- Given data -

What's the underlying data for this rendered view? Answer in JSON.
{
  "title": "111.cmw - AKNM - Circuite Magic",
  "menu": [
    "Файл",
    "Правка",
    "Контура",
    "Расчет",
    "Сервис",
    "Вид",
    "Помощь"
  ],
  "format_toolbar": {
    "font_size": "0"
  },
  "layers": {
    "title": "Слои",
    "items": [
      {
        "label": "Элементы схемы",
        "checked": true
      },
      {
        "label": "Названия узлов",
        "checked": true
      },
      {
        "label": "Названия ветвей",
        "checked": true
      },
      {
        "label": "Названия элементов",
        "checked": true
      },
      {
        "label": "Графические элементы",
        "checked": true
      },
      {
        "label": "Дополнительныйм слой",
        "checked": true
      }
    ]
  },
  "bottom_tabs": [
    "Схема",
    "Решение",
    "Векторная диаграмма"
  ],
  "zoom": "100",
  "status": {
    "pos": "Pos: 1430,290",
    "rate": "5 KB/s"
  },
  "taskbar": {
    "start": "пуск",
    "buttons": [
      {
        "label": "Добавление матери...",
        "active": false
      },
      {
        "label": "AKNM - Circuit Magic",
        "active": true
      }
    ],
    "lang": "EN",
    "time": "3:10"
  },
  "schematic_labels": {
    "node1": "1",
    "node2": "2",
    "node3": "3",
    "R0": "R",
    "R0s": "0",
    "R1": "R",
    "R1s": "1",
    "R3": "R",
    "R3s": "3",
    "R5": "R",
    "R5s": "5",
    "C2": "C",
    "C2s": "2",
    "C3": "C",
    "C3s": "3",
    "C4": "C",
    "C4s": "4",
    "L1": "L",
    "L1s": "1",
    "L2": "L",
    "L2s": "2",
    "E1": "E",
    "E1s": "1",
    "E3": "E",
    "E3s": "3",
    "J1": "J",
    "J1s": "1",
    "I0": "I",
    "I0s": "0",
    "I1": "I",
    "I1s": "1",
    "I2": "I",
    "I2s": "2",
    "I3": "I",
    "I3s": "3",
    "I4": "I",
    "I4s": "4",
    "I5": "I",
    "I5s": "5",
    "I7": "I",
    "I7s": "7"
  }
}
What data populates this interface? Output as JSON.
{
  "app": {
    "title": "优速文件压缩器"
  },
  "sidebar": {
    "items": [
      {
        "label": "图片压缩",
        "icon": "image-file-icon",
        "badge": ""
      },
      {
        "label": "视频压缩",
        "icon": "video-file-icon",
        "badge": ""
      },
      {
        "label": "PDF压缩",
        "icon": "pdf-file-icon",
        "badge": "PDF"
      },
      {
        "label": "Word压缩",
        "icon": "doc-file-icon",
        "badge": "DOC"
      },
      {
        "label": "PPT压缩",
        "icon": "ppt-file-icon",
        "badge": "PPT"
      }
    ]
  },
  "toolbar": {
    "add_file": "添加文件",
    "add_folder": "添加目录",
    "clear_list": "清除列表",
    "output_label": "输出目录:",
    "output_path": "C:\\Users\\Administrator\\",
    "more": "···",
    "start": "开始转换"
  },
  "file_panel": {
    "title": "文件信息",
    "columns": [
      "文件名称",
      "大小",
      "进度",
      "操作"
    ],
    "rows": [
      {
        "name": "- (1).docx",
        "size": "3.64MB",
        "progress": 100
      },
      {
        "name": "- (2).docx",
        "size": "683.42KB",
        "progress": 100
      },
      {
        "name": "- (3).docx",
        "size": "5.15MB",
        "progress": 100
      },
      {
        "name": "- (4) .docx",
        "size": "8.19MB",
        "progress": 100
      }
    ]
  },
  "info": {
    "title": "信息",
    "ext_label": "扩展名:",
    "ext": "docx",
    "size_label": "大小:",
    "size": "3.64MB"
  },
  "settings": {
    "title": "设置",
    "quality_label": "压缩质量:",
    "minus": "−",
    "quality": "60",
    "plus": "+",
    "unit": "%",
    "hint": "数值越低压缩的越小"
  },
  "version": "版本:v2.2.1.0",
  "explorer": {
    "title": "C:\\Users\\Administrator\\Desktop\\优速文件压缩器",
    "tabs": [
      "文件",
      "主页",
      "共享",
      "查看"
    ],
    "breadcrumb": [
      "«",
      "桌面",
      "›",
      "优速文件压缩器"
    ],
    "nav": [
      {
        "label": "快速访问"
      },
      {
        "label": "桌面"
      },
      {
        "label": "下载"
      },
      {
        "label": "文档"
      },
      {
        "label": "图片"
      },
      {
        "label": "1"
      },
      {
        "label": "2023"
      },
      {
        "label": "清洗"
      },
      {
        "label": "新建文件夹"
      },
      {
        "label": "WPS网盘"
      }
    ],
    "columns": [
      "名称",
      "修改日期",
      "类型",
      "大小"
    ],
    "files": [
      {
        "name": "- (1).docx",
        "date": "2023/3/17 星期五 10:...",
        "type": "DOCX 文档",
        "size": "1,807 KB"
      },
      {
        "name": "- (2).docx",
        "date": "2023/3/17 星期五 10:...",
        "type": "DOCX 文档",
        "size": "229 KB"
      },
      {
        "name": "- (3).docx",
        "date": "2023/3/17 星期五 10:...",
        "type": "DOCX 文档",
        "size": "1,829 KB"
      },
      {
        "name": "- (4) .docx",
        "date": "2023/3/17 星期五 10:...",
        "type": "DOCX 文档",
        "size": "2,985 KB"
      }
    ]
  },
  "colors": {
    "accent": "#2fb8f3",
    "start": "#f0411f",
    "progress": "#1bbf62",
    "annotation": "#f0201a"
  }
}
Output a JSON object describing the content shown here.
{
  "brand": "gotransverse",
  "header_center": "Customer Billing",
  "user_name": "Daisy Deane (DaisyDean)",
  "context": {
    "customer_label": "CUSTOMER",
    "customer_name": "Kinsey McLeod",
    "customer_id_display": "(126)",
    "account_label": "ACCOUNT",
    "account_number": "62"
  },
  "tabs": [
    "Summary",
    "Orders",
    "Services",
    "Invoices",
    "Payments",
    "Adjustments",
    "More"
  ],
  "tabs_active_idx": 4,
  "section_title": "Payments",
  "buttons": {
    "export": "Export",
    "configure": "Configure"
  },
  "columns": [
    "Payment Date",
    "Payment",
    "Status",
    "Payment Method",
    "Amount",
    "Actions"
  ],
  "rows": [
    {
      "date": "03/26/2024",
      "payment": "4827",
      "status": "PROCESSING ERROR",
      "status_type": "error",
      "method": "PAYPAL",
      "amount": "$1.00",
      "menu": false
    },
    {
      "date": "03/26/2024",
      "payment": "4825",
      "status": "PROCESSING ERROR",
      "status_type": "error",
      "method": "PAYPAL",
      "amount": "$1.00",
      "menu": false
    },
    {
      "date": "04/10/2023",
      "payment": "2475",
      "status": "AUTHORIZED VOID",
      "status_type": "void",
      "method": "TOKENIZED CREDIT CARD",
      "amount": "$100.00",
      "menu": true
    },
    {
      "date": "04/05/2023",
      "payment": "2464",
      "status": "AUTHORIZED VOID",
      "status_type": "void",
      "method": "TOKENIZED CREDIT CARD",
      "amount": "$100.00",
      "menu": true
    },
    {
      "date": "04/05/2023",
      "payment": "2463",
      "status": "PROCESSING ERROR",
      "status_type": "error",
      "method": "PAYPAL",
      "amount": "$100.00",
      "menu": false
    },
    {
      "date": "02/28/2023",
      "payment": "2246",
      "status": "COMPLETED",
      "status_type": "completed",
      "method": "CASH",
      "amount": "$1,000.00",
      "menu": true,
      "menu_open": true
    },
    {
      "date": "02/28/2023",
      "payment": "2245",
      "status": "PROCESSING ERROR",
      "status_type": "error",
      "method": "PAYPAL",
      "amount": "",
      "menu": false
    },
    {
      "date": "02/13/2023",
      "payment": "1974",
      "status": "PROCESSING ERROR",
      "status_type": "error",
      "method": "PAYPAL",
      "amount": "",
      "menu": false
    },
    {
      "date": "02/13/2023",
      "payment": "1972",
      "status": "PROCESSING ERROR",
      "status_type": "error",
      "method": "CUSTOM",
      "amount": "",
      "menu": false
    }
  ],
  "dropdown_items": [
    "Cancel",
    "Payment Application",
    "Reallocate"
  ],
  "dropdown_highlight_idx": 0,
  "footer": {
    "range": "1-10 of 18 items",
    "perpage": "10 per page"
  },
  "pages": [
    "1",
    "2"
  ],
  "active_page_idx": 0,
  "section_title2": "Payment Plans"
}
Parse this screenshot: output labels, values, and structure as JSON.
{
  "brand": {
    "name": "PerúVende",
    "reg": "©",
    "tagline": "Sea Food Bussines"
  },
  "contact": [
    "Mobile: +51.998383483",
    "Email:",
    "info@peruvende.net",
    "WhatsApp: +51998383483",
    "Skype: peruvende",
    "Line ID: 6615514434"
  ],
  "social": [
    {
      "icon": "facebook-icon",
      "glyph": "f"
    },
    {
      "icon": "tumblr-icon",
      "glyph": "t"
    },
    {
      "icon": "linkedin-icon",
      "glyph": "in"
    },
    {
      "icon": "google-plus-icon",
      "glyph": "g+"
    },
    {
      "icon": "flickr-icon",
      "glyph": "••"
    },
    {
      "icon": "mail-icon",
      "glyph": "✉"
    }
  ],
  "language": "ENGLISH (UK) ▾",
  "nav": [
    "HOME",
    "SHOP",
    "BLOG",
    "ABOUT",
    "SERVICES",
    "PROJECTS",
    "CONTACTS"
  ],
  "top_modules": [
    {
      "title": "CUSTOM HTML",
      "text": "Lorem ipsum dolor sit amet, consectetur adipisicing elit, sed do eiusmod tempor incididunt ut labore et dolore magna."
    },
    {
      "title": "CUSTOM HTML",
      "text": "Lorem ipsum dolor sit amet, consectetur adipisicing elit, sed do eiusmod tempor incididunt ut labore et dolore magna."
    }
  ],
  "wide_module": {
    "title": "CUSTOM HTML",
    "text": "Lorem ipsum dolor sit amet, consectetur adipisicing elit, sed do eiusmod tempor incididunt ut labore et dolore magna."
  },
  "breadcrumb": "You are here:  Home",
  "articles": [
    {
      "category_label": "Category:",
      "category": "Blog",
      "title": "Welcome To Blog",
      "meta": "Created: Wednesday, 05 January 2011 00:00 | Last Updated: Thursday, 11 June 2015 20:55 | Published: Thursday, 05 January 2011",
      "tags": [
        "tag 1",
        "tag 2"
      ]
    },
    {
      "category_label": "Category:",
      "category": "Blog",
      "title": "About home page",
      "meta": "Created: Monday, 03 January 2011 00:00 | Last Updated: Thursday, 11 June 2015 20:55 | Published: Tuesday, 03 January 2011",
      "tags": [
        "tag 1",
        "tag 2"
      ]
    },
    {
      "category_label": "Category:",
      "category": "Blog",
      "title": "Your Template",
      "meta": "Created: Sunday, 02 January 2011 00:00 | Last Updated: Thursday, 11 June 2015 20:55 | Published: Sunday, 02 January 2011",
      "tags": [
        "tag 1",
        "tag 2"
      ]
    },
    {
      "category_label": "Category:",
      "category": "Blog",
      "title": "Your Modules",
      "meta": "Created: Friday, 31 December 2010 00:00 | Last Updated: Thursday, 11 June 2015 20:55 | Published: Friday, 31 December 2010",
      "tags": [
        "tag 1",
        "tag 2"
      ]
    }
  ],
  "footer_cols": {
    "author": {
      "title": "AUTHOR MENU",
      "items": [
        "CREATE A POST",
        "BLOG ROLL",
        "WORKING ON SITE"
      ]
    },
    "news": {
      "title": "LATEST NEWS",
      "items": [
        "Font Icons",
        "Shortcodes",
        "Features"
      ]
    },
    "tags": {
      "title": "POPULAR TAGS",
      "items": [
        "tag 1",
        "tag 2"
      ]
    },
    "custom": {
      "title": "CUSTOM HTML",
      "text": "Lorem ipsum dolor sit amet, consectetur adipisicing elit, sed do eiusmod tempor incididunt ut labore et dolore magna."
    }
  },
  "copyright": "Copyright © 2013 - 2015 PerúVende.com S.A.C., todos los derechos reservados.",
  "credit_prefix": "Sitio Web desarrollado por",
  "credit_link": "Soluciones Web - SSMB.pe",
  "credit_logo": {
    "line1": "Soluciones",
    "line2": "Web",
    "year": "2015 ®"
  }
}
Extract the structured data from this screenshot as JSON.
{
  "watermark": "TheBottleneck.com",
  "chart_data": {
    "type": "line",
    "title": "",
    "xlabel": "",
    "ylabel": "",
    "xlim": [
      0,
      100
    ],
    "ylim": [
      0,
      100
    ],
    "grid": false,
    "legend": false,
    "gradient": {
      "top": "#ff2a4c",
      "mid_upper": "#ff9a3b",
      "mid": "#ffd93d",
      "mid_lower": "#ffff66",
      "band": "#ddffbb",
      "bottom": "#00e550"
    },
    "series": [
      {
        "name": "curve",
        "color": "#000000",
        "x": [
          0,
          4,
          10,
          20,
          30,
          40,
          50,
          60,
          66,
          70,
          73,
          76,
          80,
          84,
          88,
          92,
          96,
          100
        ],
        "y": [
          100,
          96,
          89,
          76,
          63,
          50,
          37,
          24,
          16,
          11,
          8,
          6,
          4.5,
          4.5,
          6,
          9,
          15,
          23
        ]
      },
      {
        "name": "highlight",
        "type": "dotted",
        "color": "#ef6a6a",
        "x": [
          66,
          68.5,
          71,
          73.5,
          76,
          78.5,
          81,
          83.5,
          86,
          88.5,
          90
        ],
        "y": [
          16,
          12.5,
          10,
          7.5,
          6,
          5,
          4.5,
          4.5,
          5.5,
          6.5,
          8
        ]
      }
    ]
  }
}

- Work instructions -
Find the lines above that include the string "JSON" and copy them.

- Solution for this exercise -
What's the underlying data for this rendered view? Answer in JSON.
What data populates this interface? Output as JSON.
Output a JSON object describing the content shown here.
Parse this screenshot: output labels, values, and structure as JSON.
Extract the structured data from this screenshot as JSON.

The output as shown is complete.